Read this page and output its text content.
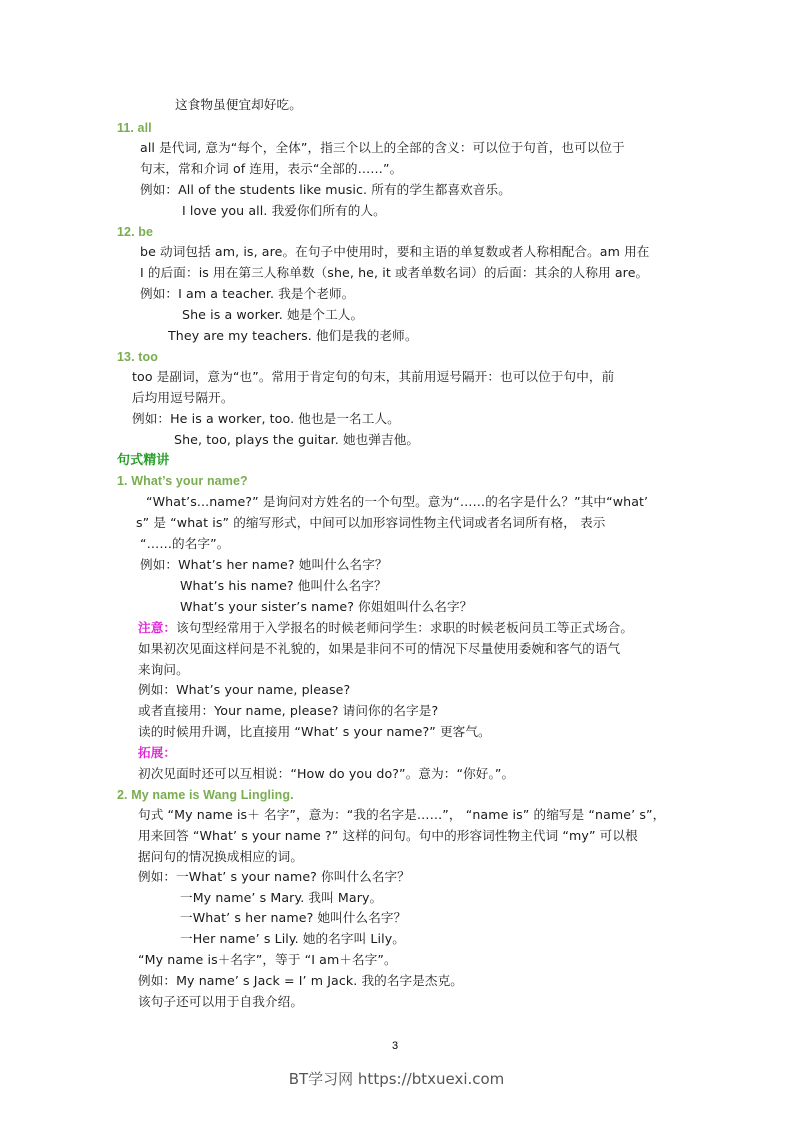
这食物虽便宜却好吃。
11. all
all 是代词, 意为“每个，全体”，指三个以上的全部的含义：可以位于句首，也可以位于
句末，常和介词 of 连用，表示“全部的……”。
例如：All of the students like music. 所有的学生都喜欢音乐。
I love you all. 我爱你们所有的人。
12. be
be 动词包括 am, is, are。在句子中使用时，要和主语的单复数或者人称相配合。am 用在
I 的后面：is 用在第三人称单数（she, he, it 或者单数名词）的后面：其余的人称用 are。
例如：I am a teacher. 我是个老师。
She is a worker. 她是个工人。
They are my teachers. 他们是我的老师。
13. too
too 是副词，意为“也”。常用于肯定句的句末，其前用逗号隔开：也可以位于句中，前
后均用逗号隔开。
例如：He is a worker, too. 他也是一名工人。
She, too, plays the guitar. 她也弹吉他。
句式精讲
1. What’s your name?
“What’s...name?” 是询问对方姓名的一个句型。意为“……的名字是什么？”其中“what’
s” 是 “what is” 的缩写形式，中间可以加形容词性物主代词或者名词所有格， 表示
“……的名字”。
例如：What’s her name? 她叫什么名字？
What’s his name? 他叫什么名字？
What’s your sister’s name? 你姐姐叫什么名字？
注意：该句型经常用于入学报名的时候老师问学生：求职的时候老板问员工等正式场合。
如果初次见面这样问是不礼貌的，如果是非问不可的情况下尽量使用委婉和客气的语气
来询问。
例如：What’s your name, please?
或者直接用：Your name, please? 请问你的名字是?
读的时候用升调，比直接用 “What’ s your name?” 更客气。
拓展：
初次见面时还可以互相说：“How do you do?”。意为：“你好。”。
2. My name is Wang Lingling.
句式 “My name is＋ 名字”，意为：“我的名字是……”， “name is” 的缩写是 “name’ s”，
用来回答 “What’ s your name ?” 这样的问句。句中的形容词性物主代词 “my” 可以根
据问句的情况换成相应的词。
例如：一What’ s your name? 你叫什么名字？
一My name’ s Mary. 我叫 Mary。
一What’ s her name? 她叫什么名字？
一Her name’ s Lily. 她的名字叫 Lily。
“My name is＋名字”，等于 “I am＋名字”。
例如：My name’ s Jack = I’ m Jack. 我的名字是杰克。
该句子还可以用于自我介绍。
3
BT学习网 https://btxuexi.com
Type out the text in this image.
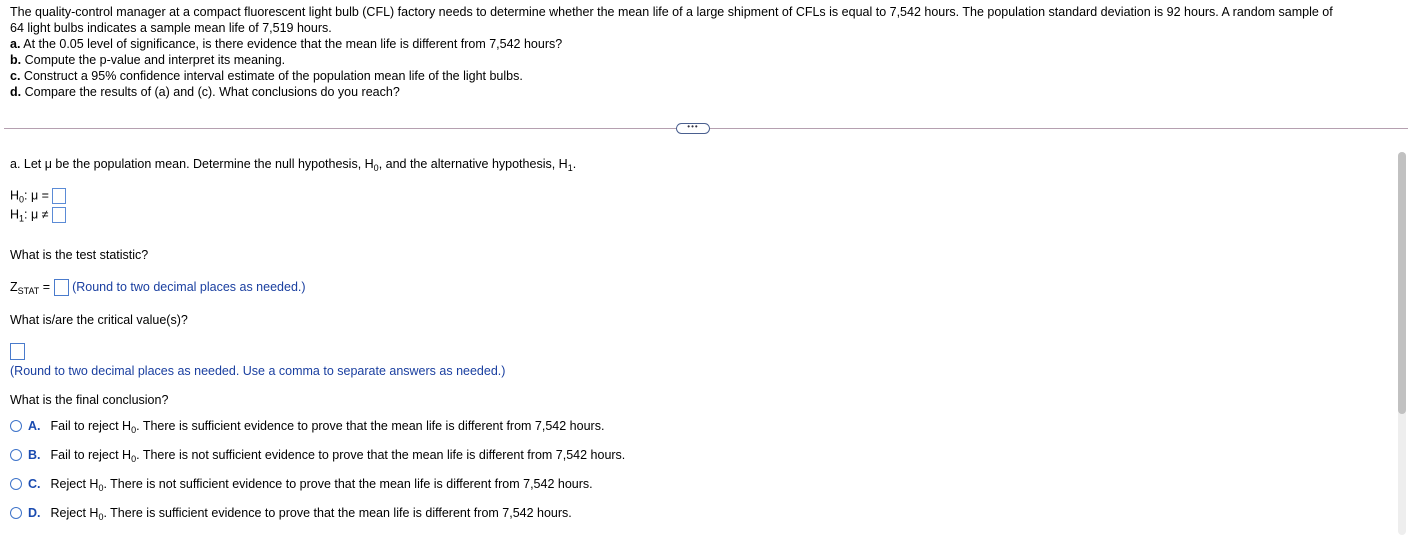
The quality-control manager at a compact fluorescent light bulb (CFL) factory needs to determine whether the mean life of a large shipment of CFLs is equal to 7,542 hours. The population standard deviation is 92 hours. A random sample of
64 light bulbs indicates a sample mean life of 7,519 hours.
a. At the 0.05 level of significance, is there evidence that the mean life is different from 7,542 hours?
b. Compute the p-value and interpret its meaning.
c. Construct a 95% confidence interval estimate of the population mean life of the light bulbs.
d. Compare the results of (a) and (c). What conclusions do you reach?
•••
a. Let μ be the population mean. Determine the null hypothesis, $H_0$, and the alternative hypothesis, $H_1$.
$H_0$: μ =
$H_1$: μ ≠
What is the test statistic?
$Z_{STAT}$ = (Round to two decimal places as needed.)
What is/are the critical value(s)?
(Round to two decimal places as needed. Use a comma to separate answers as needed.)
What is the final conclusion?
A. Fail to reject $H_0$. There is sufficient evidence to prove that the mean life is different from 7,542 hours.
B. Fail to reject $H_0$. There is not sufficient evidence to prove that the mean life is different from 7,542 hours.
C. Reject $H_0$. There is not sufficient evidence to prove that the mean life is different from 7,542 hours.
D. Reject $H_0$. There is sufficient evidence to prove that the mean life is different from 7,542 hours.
────────
EXERCISE INSTRUCTIONS:
Where a line in the entries holds the word "worker", copy that line.

SOLUTION FOR THIS EXERCISE:
She is a worker. 她是个工人。
例如：He is a worker, too. 他也是一名工人。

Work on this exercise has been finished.